• _SET TASK_
Reproduce the listing exactly and skip over any pictures.

====== PROVIDED RECORDS ======

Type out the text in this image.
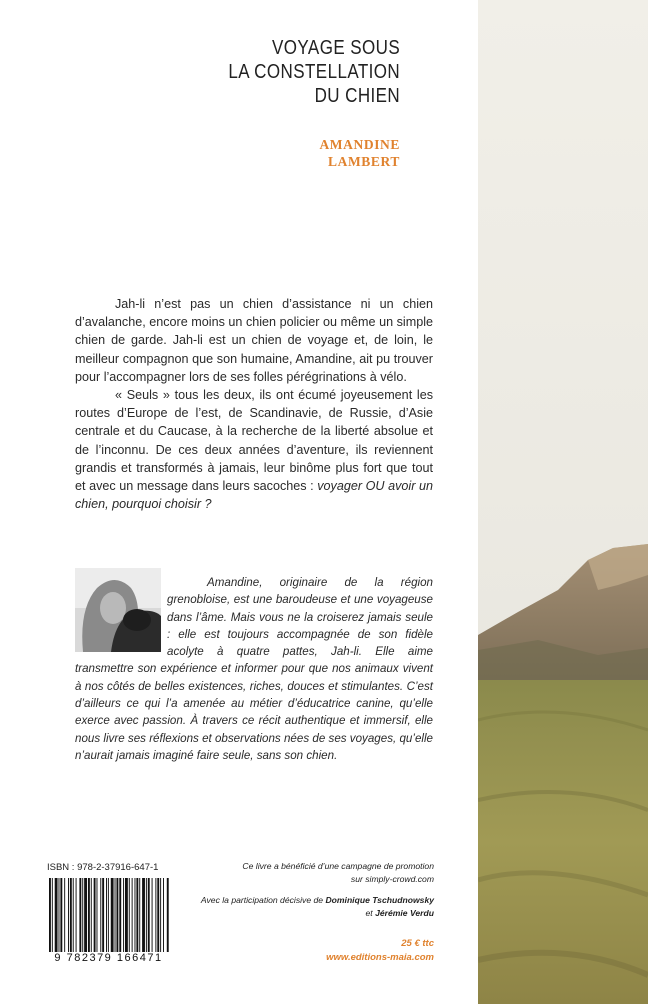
VOYAGE SOUS
LA CONSTELLATION
DU CHIEN
AMANDINE
LAMBERT

Jah-li n’est pas un chien d’assistance ni un chien d’avalanche, encore moins un chien policier ou même un simple chien de garde. Jah-li est un chien de voyage et, de loin, le meilleur compagnon que son humaine, Amandine, ait pu trouver pour l’accompagner lors de ses folles pérégrinations à vélo.

« Seuls » tous les deux, ils ont écumé joyeusement les routes d’Europe de l’est, de Scandinavie, de Russie, d’Asie centrale et du Caucase, à la recherche de la liberté absolue et de l’inconnu. De ces deux années d’aventure, ils reviennent grandis et transformés à jamais, leur binôme plus fort que tout et avec un message dans leurs sacoches : voyager OU avoir un chien, pourquoi choisir ?

Amandine, originaire de la région grenobloise, est une baroudeuse et une voyageuse dans l’âme. Mais vous ne la croiserez jamais seule : elle est toujours accompagnée de son fidèle acolyte à quatre pattes, Jah-li. Elle aime transmettre son expérience et informer pour que nos animaux vivent à nos côtés de belles existences, riches, douces et stimulantes. C’est d’ailleurs ce qui l’a amenée au métier d’éducatrice canine, qu’elle exerce avec passion. À travers ce récit authentique et immersif, elle nous livre ses réflexions et observations nées de ses voyages, qu’elle n’aurait jamais imaginé faire seule, sans son chien.

ISBN : 978-2-37916-647-1
9 782379 166471
Ce livre a bénéficié d’une campagne de promotion
sur simply-crowd.com
Avec la participation décisive de Dominique Tschudnowsky
et Jérémie Verdu
25 € ttc
www.editions-maia.com
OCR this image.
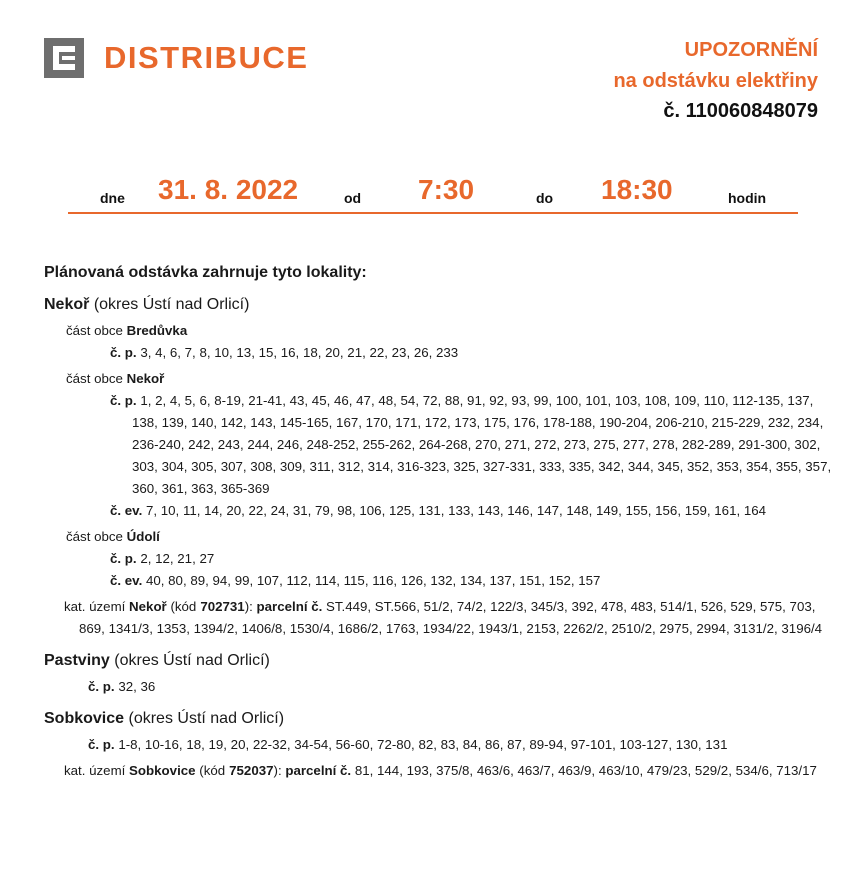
DISTRIBUCE	UPOZORNĚNÍ
na odstávku elektřiny
č. 110060848079
dne 31. 8. 2022	od 7:30	do 18:30	hodin
Plánovaná odstávka zahrnuje tyto lokality:
Nekoř (okres Ústí nad Orlicí)
část obce Bredůvka
č. p. 3, 4, 6, 7, 8, 10, 13, 15, 16, 18, 20, 21, 22, 23, 26, 233
část obce Nekoř
č. p. 1, 2, 4, 5, 6, 8-19, 21-41, 43, 45, 46, 47, 48, 54, 72, 88, 91, 92, 93, 99, 100, 101, 103, 108, 109, 110, 112-135, 137, 138, 139, 140, 142, 143, 145-165, 167, 170, 171, 172, 173, 175, 176, 178-188, 190-204, 206-210, 215-229, 232, 234, 236-240, 242, 243, 244, 246, 248-252, 255-262, 264-268, 270, 271, 272, 273, 275, 277, 278, 282-289, 291-300, 302, 303, 304, 305, 307, 308, 309, 311, 312, 314, 316-323, 325, 327-331, 333, 335, 342, 344, 345, 352, 353, 354, 355, 357, 360, 361, 363, 365-369
č. ev. 7, 10, 11, 14, 20, 22, 24, 31, 79, 98, 106, 125, 131, 133, 143, 146, 147, 148, 149, 155, 156, 159, 161, 164
část obce Údolí
č. p. 2, 12, 21, 27
č. ev. 40, 80, 89, 94, 99, 107, 112, 114, 115, 116, 126, 132, 134, 137, 151, 152, 157
kat. území Nekoř (kód 702731): parcelní č. ST.449, ST.566, 51/2, 74/2, 122/3, 345/3, 392, 478, 483, 514/1, 526, 529, 575, 703, 869, 1341/3, 1353, 1394/2, 1406/8, 1530/4, 1686/2, 1763, 1934/22, 1943/1, 2153, 2262/2, 2510/2, 2975, 2994, 3131/2, 3196/4
Pastviny (okres Ústí nad Orlicí)
č. p. 32, 36
Sobkovice (okres Ústí nad Orlicí)
č. p. 1-8, 10-16, 18, 19, 20, 22-32, 34-54, 56-60, 72-80, 82, 83, 84, 86, 87, 89-94, 97-101, 103-127, 130, 131
kat. území Sobkovice (kód 752037): parcelní č. 81, 144, 193, 375/8, 463/6, 463/7, 463/9, 463/10, 479/23, 529/2, 534/6, 713/17
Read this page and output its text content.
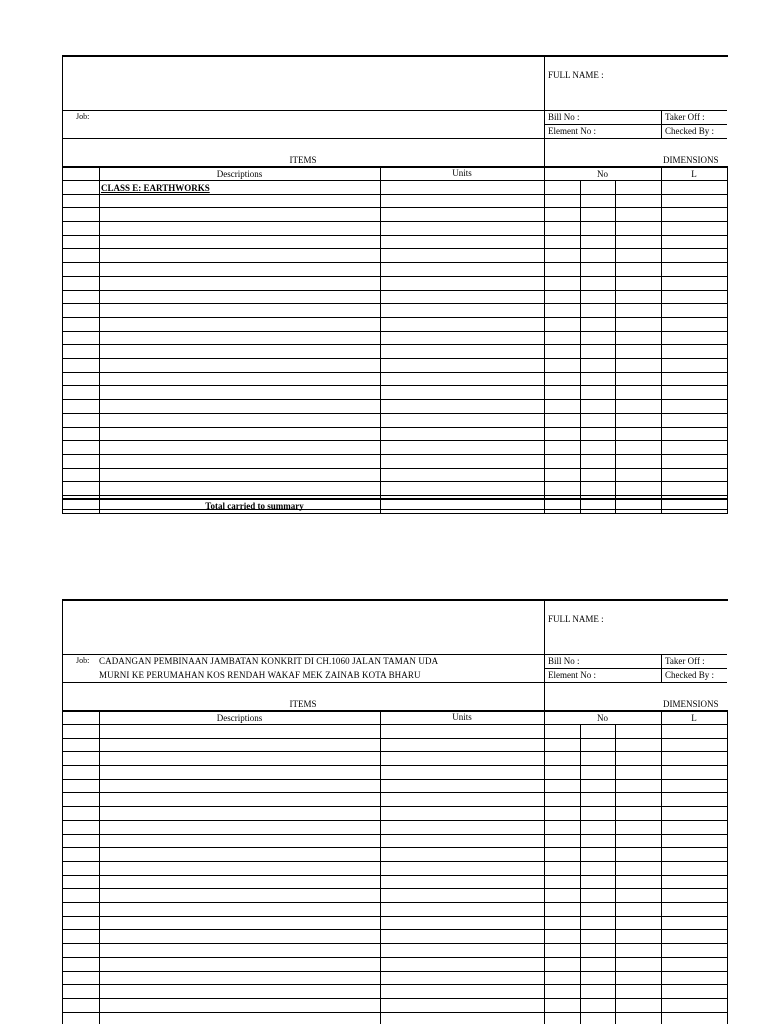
FULL NAME :
Job:	Bill No :	Taker Off :
Element No :	Checked By :
ITEMS	DIMENSIONS
Descriptions	Units	No	L
CLASS E: EARTHWORKS
Total carried to summary
FULL NAME :
Job: CADANGAN PEMBINAAN JAMBATAN KONKRIT DI CH.1060 JALAN TAMAN UDA
MURNI KE PERUMAHAN KOS RENDAH WAKAF MEK ZAINAB KOTA BHARU
Bill No :	Taker Off :
Element No :	Checked By :
ITEMS	DIMENSIONS
Descriptions	Units	No	L
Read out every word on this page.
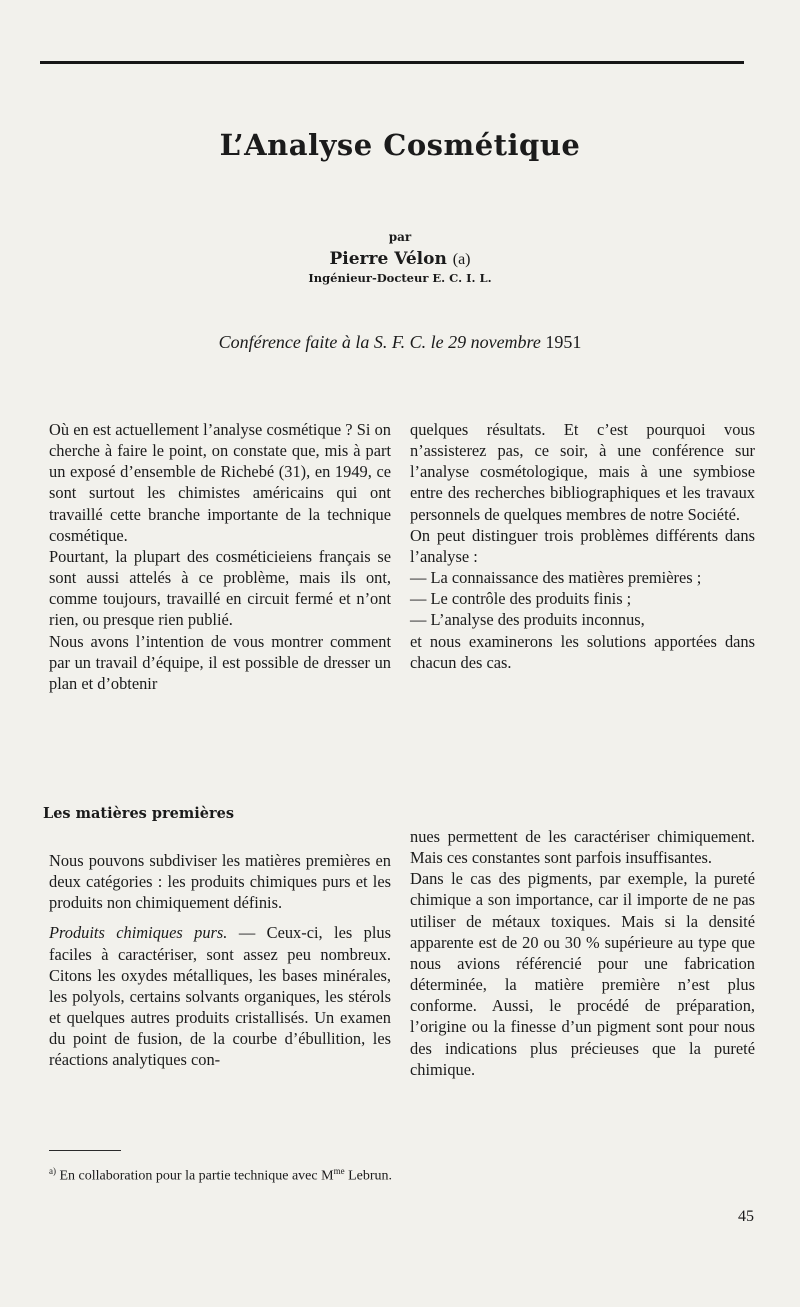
L’Analyse Cosmétique

par

Pierre Vélon (a)

Ingénieur-Docteur E. C. I. L.

Conférence faite à la S. F. C. le 29 novembre 1951

Où en est actuellement l’analyse cosmétique ? Si on cherche à faire le point, on constate que, mis à part un exposé d’ensemble de Richebé (31), en 1949, ce sont surtout les chimistes américains qui ont travaillé cette branche importante de la technique cosmétique.

Pourtant, la plupart des cosméticieiens français se sont aussi attelés à ce problème, mais ils ont, comme toujours, travaillé en circuit fermé et n’ont rien, ou presque rien publié.

Nous avons l’intention de vous montrer comment par un travail d’équipe, il est possible de dresser un plan et d’obtenir

quelques résultats. Et c’est pourquoi vous n’assisterez pas, ce soir, à une conférence sur l’analyse cosmétologique, mais à une symbiose entre des recherches bibliographiques et les travaux personnels de quelques membres de notre Société.

On peut distinguer trois problèmes différents dans l’analyse :

— La connaissance des matières premières ;

— Le contrôle des produits finis ;

— L’analyse des produits inconnus,

et nous examinerons les solutions apportées dans chacun des cas.

Les matières premières

Nous pouvons subdiviser les matières premières en deux catégories : les produits chimiques purs et les produits non chimiquement définis.

Produits chimiques purs. — Ceux-ci, les plus faciles à caractériser, sont assez peu nombreux. Citons les oxydes métalliques, les bases minérales, les polyols, certains solvants organiques, les stérols et quelques autres produits cristallisés. Un examen du point de fusion, de la courbe d’ébullition, les réactions analytiques con-

nues permettent de les caractériser chimiquement. Mais ces constantes sont parfois insuffisantes.

Dans le cas des pigments, par exemple, la pureté chimique a son importance, car il importe de ne pas utiliser de métaux toxiques. Mais si la densité apparente est de 20 ou 30 % supérieure au type que nous avions référencié pour une fabrication déterminée, la matière première n’est plus conforme. Aussi, le procédé de préparation, l’origine ou la finesse d’un pigment sont pour nous des indications plus précieuses que la pureté chimique.

$^{a)}$ En collaboration pour la partie technique avec $M^{me}$ Lebrun.

45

======

• _TASK OUTPUT_
Type out the text in this image.
VOYAGE SOUS
LA CONSTELLATION
DU CHIEN
AMANDINE
LAMBERT

Jah-li n’est pas un chien d’assistance ni un chien d’avalanche, encore moins un chien policier ou même un simple chien de garde. Jah-li est un chien de voyage et, de loin, le meilleur compagnon que son humaine, Amandine, ait pu trouver pour l’accompagner lors de ses folles pérégrinations à vélo.

« Seuls » tous les deux, ils ont écumé joyeusement les routes d’Europe de l’est, de Scandinavie, de Russie, d’Asie centrale et du Caucase, à la recherche de la liberté absolue et de l’inconnu. De ces deux années d’aventure, ils reviennent grandis et transformés à jamais, leur binôme plus fort que tout et avec un message dans leurs sacoches : voyager OU avoir un chien, pourquoi choisir ?

Amandine, originaire de la région grenobloise, est une baroudeuse et une voyageuse dans l’âme. Mais vous ne la croiserez jamais seule : elle est toujours accompagnée de son fidèle acolyte à quatre pattes, Jah-li. Elle aime transmettre son expérience et informer pour que nos animaux vivent à nos côtés de belles existences, riches, douces et stimulantes. C’est d’ailleurs ce qui l’a amenée au métier d’éducatrice canine, qu’elle exerce avec passion. À travers ce récit authentique et immersif, elle nous livre ses réflexions et observations nées de ses voyages, qu’elle n’aurait jamais imaginé faire seule, sans son chien.

ISBN : 978-2-37916-647-1
9 782379 166471
Ce livre a bénéficié d’une campagne de promotion
sur simply-crowd.com
Avec la participation décisive de Dominique Tschudnowsky
et Jérémie Verdu
25 € ttc
www.editions-maia.com
OCR this image.
DISTRIBUCE	UPOZORNĚNÍ
na odstávku elektřiny
č. 110060848079
dne 31. 8. 2022	od 7:30	do 18:30	hodin
Plánovaná odstávka zahrnuje tyto lokality:
Nekoř (okres Ústí nad Orlicí)
část obce Bredůvka
č. p. 3, 4, 6, 7, 8, 10, 13, 15, 16, 18, 20, 21, 22, 23, 26, 233
část obce Nekoř
č. p. 1, 2, 4, 5, 6, 8-19, 21-41, 43, 45, 46, 47, 48, 54, 72, 88, 91, 92, 93, 99, 100, 101, 103, 108, 109, 110, 112-135, 137, 138, 139, 140, 142, 143, 145-165, 167, 170, 171, 172, 173, 175, 176, 178-188, 190-204, 206-210, 215-229, 232, 234, 236-240, 242, 243, 244, 246, 248-252, 255-262, 264-268, 270, 271, 272, 273, 275, 277, 278, 282-289, 291-300, 302, 303, 304, 305, 307, 308, 309, 311, 312, 314, 316-323, 325, 327-331, 333, 335, 342, 344, 345, 352, 353, 354, 355, 357, 360, 361, 363, 365-369
č. ev. 7, 10, 11, 14, 20, 22, 24, 31, 79, 98, 106, 125, 131, 133, 143, 146, 147, 148, 149, 155, 156, 159, 161, 164
část obce Údolí
č. p. 2, 12, 21, 27
č. ev. 40, 80, 89, 94, 99, 107, 112, 114, 115, 116, 126, 132, 134, 137, 151, 152, 157
kat. území Nekoř (kód 702731): parcelní č. ST.449, ST.566, 51/2, 74/2, 122/3, 345/3, 392, 478, 483, 514/1, 526, 529, 575, 703, 869, 1341/3, 1353, 1394/2, 1406/8, 1530/4, 1686/2, 1763, 1934/22, 1943/1, 2153, 2262/2, 2510/2, 2975, 2994, 3131/2, 3196/4
Pastviny (okres Ústí nad Orlicí)
č. p. 32, 36
Sobkovice (okres Ústí nad Orlicí)
č. p. 1-8, 10-16, 18, 19, 20, 22-32, 34-54, 56-60, 72-80, 82, 83, 84, 86, 87, 89-94, 97-101, 103-127, 130, 131
kat. území Sobkovice (kód 752037): parcelní č. 81, 144, 193, 375/8, 463/6, 463/7, 463/9, 463/10, 479/23, 529/2, 534/6, 713/17
Read this page and output its text content.
FULL NAME :
Job:	Bill No :	Taker Off :
Element No :	Checked By :
ITEMS	DIMENSIONS
Descriptions	Units	No	L
CLASS E: EARTHWORKS
Total carried to summary
FULL NAME :
Job: CADANGAN PEMBINAAN JAMBATAN KONKRIT DI CH.1060 JALAN TAMAN UDA
MURNI KE PERUMAHAN KOS RENDAH WAKAF MEK ZAINAB KOTA BHARU
Bill No :	Taker Off :
Element No :	Checked By :
ITEMS	DIMENSIONS
Descriptions	Units	No	L
Read out every word on this page.
L’Analyse Cosmétique

par

Pierre Vélon (a)

Ingénieur-Docteur E. C. I. L.

Conférence faite à la S. F. C. le 29 novembre 1951

Où en est actuellement l’analyse cosmétique ? Si on cherche à faire le point, on constate que, mis à part un exposé d’ensemble de Richebé (31), en 1949, ce sont surtout les chimistes américains qui ont travaillé cette branche importante de la technique cosmétique.

Pourtant, la plupart des cosméticieiens français se sont aussi attelés à ce problème, mais ils ont, comme toujours, travaillé en circuit fermé et n’ont rien, ou presque rien publié.

Nous avons l’intention de vous montrer comment par un travail d’équipe, il est possible de dresser un plan et d’obtenir

quelques résultats. Et c’est pourquoi vous n’assisterez pas, ce soir, à une conférence sur l’analyse cosmétologique, mais à une symbiose entre des recherches bibliographiques et les travaux personnels de quelques membres de notre Société.

On peut distinguer trois problèmes différents dans l’analyse :

— La connaissance des matières premières ;

— Le contrôle des produits finis ;

— L’analyse des produits inconnus,

et nous examinerons les solutions apportées dans chacun des cas.

Les matières premières

Nous pouvons subdiviser les matières premières en deux catégories : les produits chimiques purs et les produits non chimiquement définis.

Produits chimiques purs. — Ceux-ci, les plus faciles à caractériser, sont assez peu nombreux. Citons les oxydes métalliques, les bases minérales, les polyols, certains solvants organiques, les stérols et quelques autres produits cristallisés. Un examen du point de fusion, de la courbe d’ébullition, les réactions analytiques con-

nues permettent de les caractériser chimiquement. Mais ces constantes sont parfois insuffisantes.

Dans le cas des pigments, par exemple, la pureté chimique a son importance, car il importe de ne pas utiliser de métaux toxiques. Mais si la densité apparente est de 20 ou 30 % supérieure au type que nous avions référencié pour une fabrication déterminée, la matière première n’est plus conforme. Aussi, le procédé de préparation, l’origine ou la finesse d’un pigment sont pour nous des indications plus précieuses que la pureté chimique.

$^{a)}$ En collaboration pour la partie technique avec $M^{me}$ Lebrun.

45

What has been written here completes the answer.